» Description of the task
Make an exact copy of the lines, leaving the pictures out.
#####
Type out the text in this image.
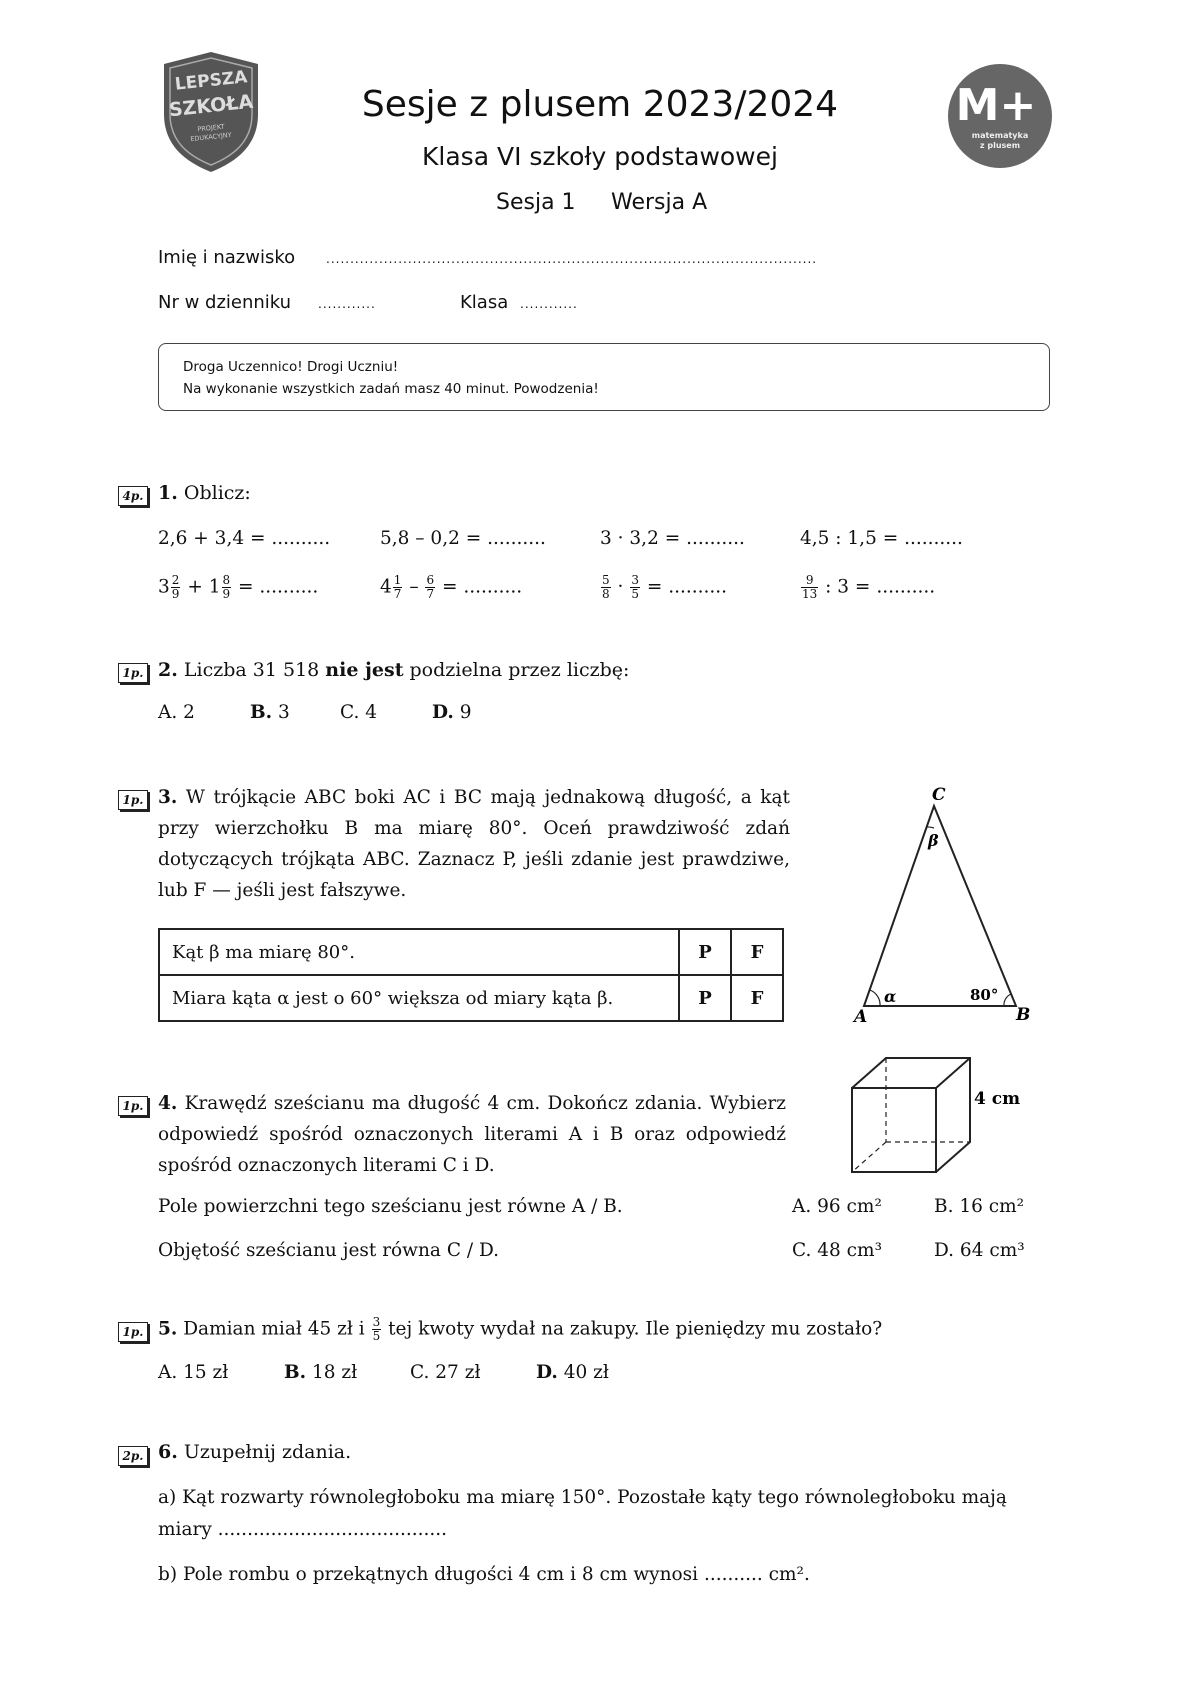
LEPSZA
SZKOŁA
PROJEKT
EDUKACYJNY
M+
matematyka
z plusem
Sesje z plusem 2023/2024
Klasa VI szkoły podstawowej
Sesja 1 Wersja A
Imię i nazwisko	......................................................................................................
Nr w dzienniku ............	Klasa ............
Droga Uczennico! Drogi Uczniu!
Na wykonanie wszystkich zadań masz 40 minut. Powodzenia!
4p. 1. Oblicz:
2,6 + 3,4 = ..........	5,8 – 0,2 = ..........	3 · 3,2 = ..........	4,5 : 1,5 = ..........
$3 \frac{2}{9} + 1 \frac{8}{9}$ = ..........	$4 \frac{1}{7} - \frac{6}{7}$ = ..........	$\frac{5}{8} \cdot \frac{3}{5}$ = ..........	$\frac{9}{13}$ : 3 = ..........
1p. 2. Liczba 31 518 nie jest podzielna przez liczbę:
A. 2	B. 3	C. 4	D. 9
1p. 3. W trójkącie ABC boki AC i BC mają jednakową długość, a kąt przy wierzchołku B ma miarę 80°. Oceń prawdziwość zdań dotyczących trójkąta ABC. Zaznacz P, jeśli zdanie jest prawdziwe, lub F — jeśli jest fałszywe.
Kąt β ma miarę 80°.	P	F
Miara kąta α jest o 60° większa od miary kąta β.	P	F
C
A	B
α
β
80°
1p. 4. Krawędź sześcianu ma długość 4 cm. Dokończ zdania. Wybierz odpowiedź spośród oznaczonych literami A i B oraz odpowiedź spośród oznaczonych literami C i D.
4 cm
Pole powierzchni tego sześcianu jest równe A / B.
Objętość sześcianu jest równa C / D.
A. 96 cm²	B. 16 cm²
C. 48 cm³	D. 64 cm³
1p. 5. Damian miał 45 zł i $\frac{3}{5}$ tej kwoty wydał na zakupy. Ile pieniędzy mu zostało?
A. 15 zł	B. 18 zł	C. 27 zł	D. 40 zł
2p. 6. Uzupełnij zdania.
a) Kąt rozwarty równoległoboku ma miarę 150°. Pozostałe kąty tego równoległoboku mają
miary .......................................
b) Pole rombu o przekątnych długości 4 cm i 8 cm wynosi .......... cm².
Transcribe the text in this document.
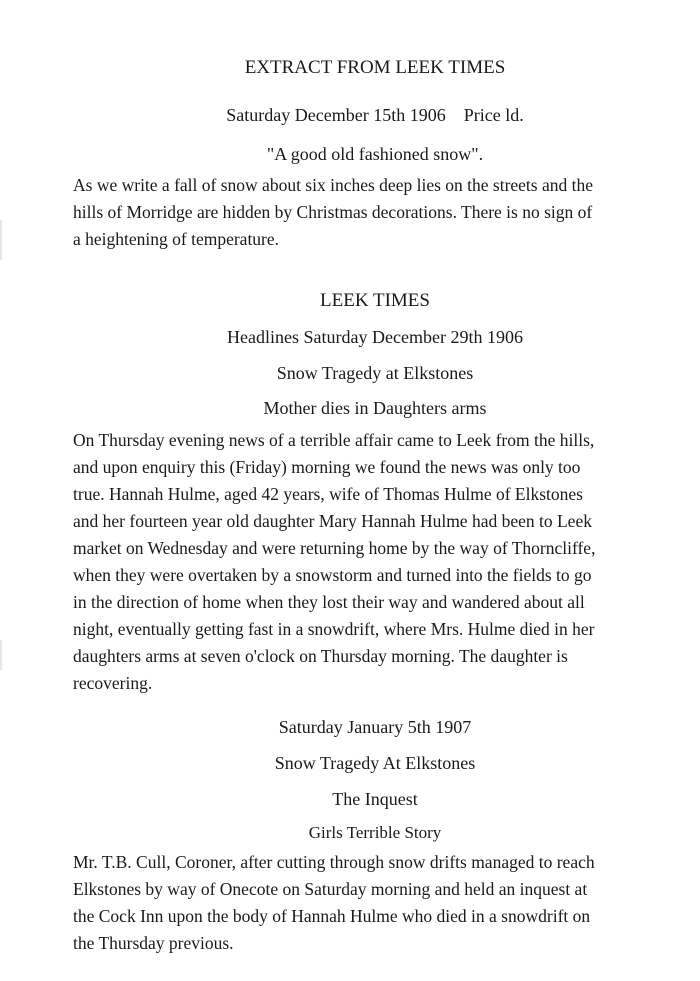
EXTRACT FROM LEEK TIMES
Saturday December 15th 1906    Price ld.
"A good old fashioned snow".
As we write a fall of snow about six inches deep lies on the streets and the
hills of Morridge are hidden by Christmas decorations. There is no sign of
a heightening of temperature.
LEEK TIMES
Headlines Saturday December 29th 1906
Snow Tragedy at Elkstones
Mother dies in Daughters arms
On Thursday evening news of a terrible affair came to Leek from the hills,
and upon enquiry this (Friday) morning we found the news was only too
true. Hannah Hulme, aged 42 years, wife of Thomas Hulme of Elkstones
and her fourteen year old daughter Mary Hannah Hulme had been to Leek
market on Wednesday and were returning home by the way of Thorncliffe,
when they were overtaken by a snowstorm and turned into the fields to go
in the direction of home when they lost their way and wandered about all
night, eventually getting fast in a snowdrift, where Mrs. Hulme died in her
daughters arms at seven o'clock on Thursday morning. The daughter is
recovering.
Saturday January 5th 1907
Snow Tragedy At Elkstones
The Inquest
Girls Terrible Story
Mr. T.B. Cull, Coroner, after cutting through snow drifts managed to reach
Elkstones by way of Onecote on Saturday morning and held an inquest at
the Cock Inn upon the body of Hannah Hulme who died in a snowdrift on
the Thursday previous.
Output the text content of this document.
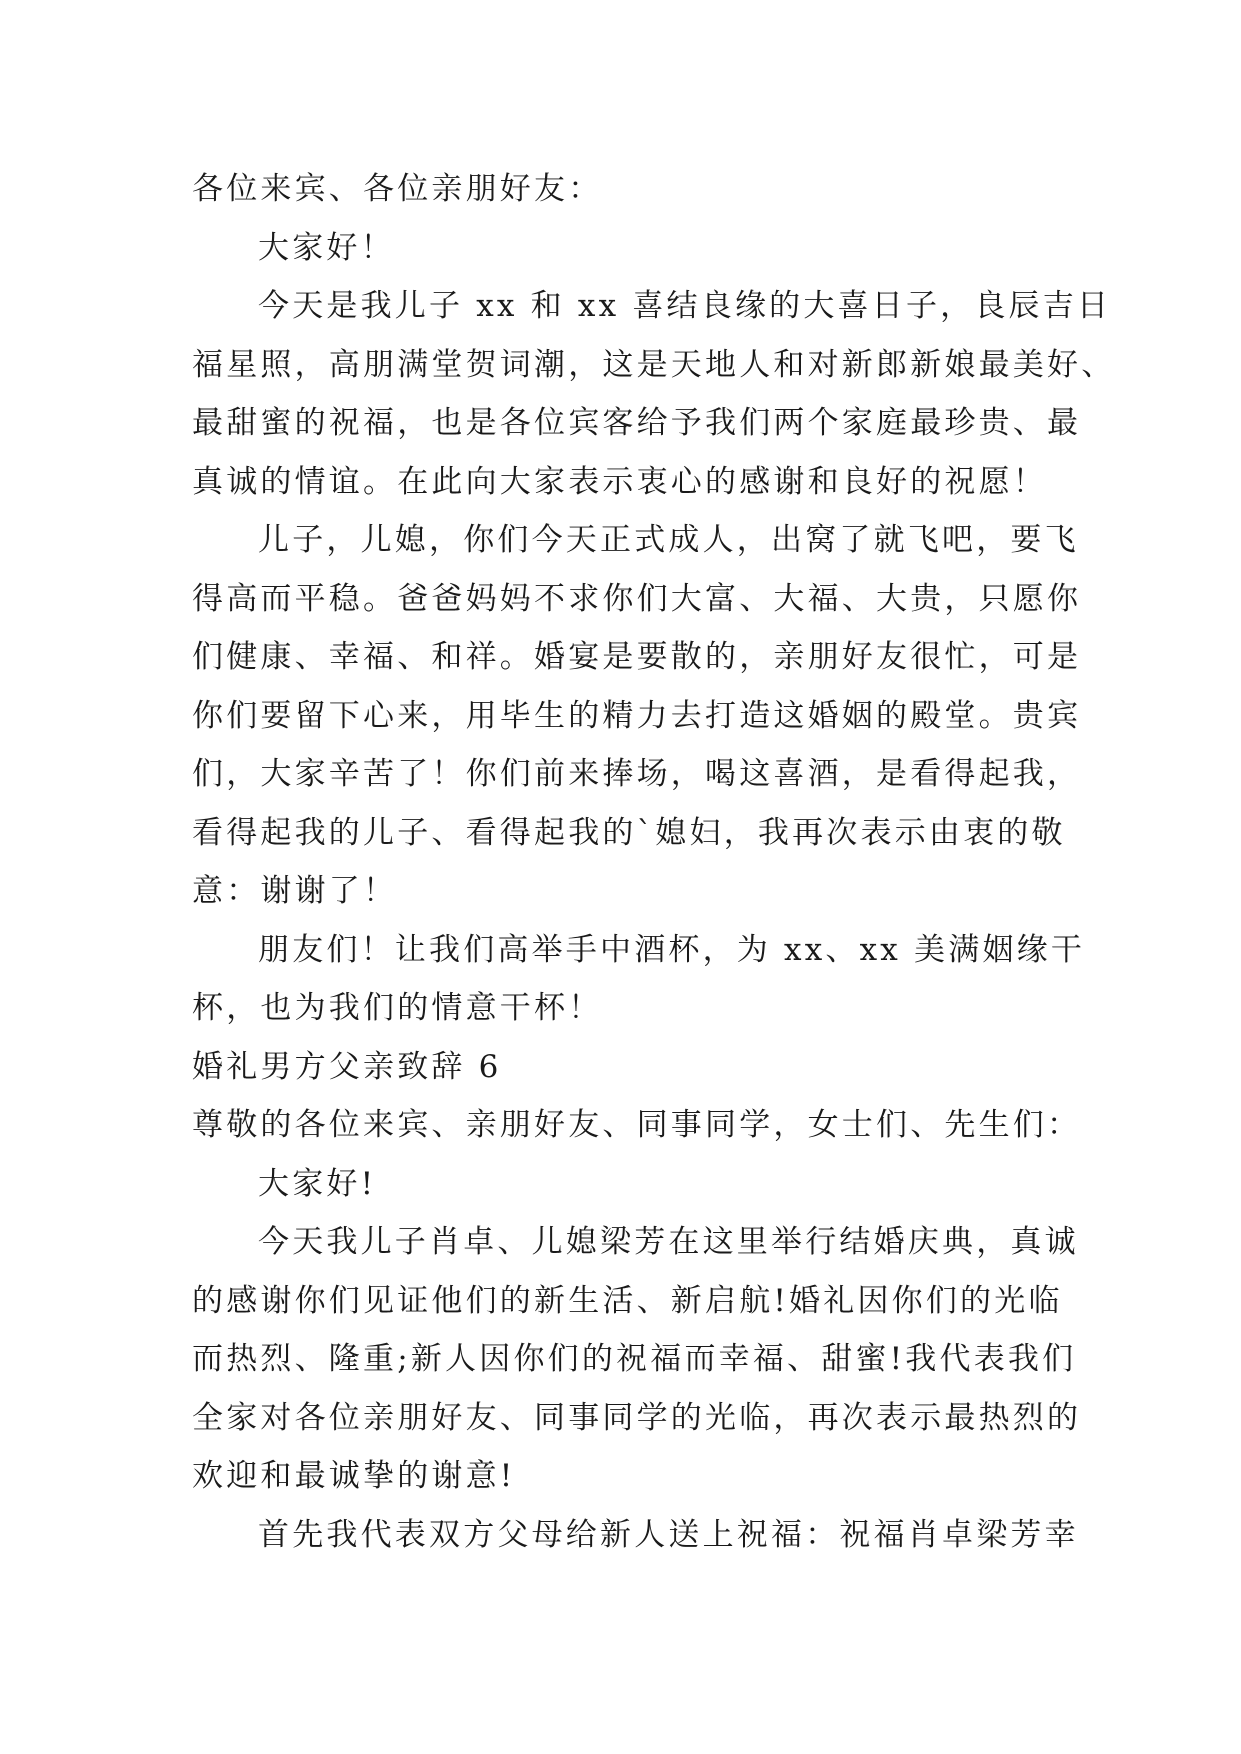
各位来宾、各位亲朋好友：
大家好！
今天是我儿子 xx 和 xx 喜结良缘的大喜日子，良辰吉日
福星照，高朋满堂贺词潮，这是天地人和对新郎新娘最美好、
最甜蜜的祝福，也是各位宾客给予我们两个家庭最珍贵、最
真诚的情谊。在此向大家表示衷心的感谢和良好的祝愿！
儿子，儿媳，你们今天正式成人，出窝了就飞吧，要飞
得高而平稳。爸爸妈妈不求你们大富、大福、大贵，只愿你
们健康、幸福、和祥。婚宴是要散的，亲朋好友很忙，可是
你们要留下心来，用毕生的精力去打造这婚姻的殿堂。贵宾
们，大家辛苦了！你们前来捧场，喝这喜酒，是看得起我，
看得起我的儿子、看得起我的`媳妇，我再次表示由衷的敬
意：谢谢了！
朋友们！让我们高举手中酒杯，为 xx、xx 美满姻缘干
杯，也为我们的情意干杯！
婚礼男方父亲致辞 6
尊敬的各位来宾、亲朋好友、同事同学，女士们、先生们：
大家好!
今天我儿子肖卓、儿媳梁芳在这里举行结婚庆典，真诚
的感谢你们见证他们的新生活、新启航!婚礼因你们的光临
而热烈、隆重;新人因你们的祝福而幸福、甜蜜!我代表我们
全家对各位亲朋好友、同事同学的光临，再次表示最热烈的
欢迎和最诚挚的谢意!
首先我代表双方父母给新人送上祝福：祝福肖卓梁芳幸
#####
» The output
Type out the text in this image.
LEPSZA
SZKOŁA
PROJEKT
EDUKACYJNY
M+
matematyka
z plusem
Sesje z plusem 2023/2024
Klasa VI szkoły podstawowej
Sesja 1 Wersja A
Imię i nazwisko	......................................................................................................
Nr w dzienniku ............	Klasa ............
Droga Uczennico! Drogi Uczniu!
Na wykonanie wszystkich zadań masz 40 minut. Powodzenia!
4p. 1. Oblicz:
2,6 + 3,4 = ..........	5,8 – 0,2 = ..........	3 · 3,2 = ..........	4,5 : 1,5 = ..........
$3 \frac{2}{9} + 1 \frac{8}{9}$ = ..........	$4 \frac{1}{7} - \frac{6}{7}$ = ..........	$\frac{5}{8} \cdot \frac{3}{5}$ = ..........	$\frac{9}{13}$ : 3 = ..........
1p. 2. Liczba 31 518 nie jest podzielna przez liczbę:
A. 2	B. 3	C. 4	D. 9
1p. 3. W trójkącie ABC boki AC i BC mają jednakową długość, a kąt przy wierzchołku B ma miarę 80°. Oceń prawdziwość zdań dotyczących trójkąta ABC. Zaznacz P, jeśli zdanie jest prawdziwe, lub F — jeśli jest fałszywe.
Kąt β ma miarę 80°.	P	F
Miara kąta α jest o 60° większa od miary kąta β.	P	F
C
A	B
α
β
80°
1p. 4. Krawędź sześcianu ma długość 4 cm. Dokończ zdania. Wybierz odpowiedź spośród oznaczonych literami A i B oraz odpowiedź spośród oznaczonych literami C i D.
4 cm
Pole powierzchni tego sześcianu jest równe A / B.
Objętość sześcianu jest równa C / D.
A. 96 cm²	B. 16 cm²
C. 48 cm³	D. 64 cm³
1p. 5. Damian miał 45 zł i $\frac{3}{5}$ tej kwoty wydał na zakupy. Ile pieniędzy mu zostało?
A. 15 zł	B. 18 zł	C. 27 zł	D. 40 zł
2p. 6. Uzupełnij zdania.
a) Kąt rozwarty równoległoboku ma miarę 150°. Pozostałe kąty tego równoległoboku mają
miary .......................................
b) Pole rombu o przekątnych długości 4 cm i 8 cm wynosi .......... cm².
Transcribe the text in this document.
EXTRACT FROM LEEK TIMES
Saturday December 15th 1906    Price ld.
"A good old fashioned snow".
As we write a fall of snow about six inches deep lies on the streets and the
hills of Morridge are hidden by Christmas decorations. There is no sign of
a heightening of temperature.
LEEK TIMES
Headlines Saturday December 29th 1906
Snow Tragedy at Elkstones
Mother dies in Daughters arms
On Thursday evening news of a terrible affair came to Leek from the hills,
and upon enquiry this (Friday) morning we found the news was only too
true. Hannah Hulme, aged 42 years, wife of Thomas Hulme of Elkstones
and her fourteen year old daughter Mary Hannah Hulme had been to Leek
market on Wednesday and were returning home by the way of Thorncliffe,
when they were overtaken by a snowstorm and turned into the fields to go
in the direction of home when they lost their way and wandered about all
night, eventually getting fast in a snowdrift, where Mrs. Hulme died in her
daughters arms at seven o'clock on Thursday morning. The daughter is
recovering.
Saturday January 5th 1907
Snow Tragedy At Elkstones
The Inquest
Girls Terrible Story
Mr. T.B. Cull, Coroner, after cutting through snow drifts managed to reach
Elkstones by way of Onecote on Saturday morning and held an inquest at
the Cock Inn upon the body of Hannah Hulme who died in a snowdrift on
the Thursday previous.
Output the text content of this document.
各位来宾、各位亲朋好友：
大家好！
今天是我儿子 xx 和 xx 喜结良缘的大喜日子，良辰吉日
福星照，高朋满堂贺词潮，这是天地人和对新郎新娘最美好、
最甜蜜的祝福，也是各位宾客给予我们两个家庭最珍贵、最
真诚的情谊。在此向大家表示衷心的感谢和良好的祝愿！
儿子，儿媳，你们今天正式成人，出窝了就飞吧，要飞
得高而平稳。爸爸妈妈不求你们大富、大福、大贵，只愿你
们健康、幸福、和祥。婚宴是要散的，亲朋好友很忙，可是
你们要留下心来，用毕生的精力去打造这婚姻的殿堂。贵宾
们，大家辛苦了！你们前来捧场，喝这喜酒，是看得起我，
看得起我的儿子、看得起我的`媳妇，我再次表示由衷的敬
意：谢谢了！
朋友们！让我们高举手中酒杯，为 xx、xx 美满姻缘干
杯，也为我们的情意干杯！
婚礼男方父亲致辞 6
尊敬的各位来宾、亲朋好友、同事同学，女士们、先生们：
大家好!
今天我儿子肖卓、儿媳梁芳在这里举行结婚庆典，真诚
的感谢你们见证他们的新生活、新启航!婚礼因你们的光临
而热烈、隆重;新人因你们的祝福而幸福、甜蜜!我代表我们
全家对各位亲朋好友、同事同学的光临，再次表示最热烈的
欢迎和最诚挚的谢意!
首先我代表双方父母给新人送上祝福：祝福肖卓梁芳幸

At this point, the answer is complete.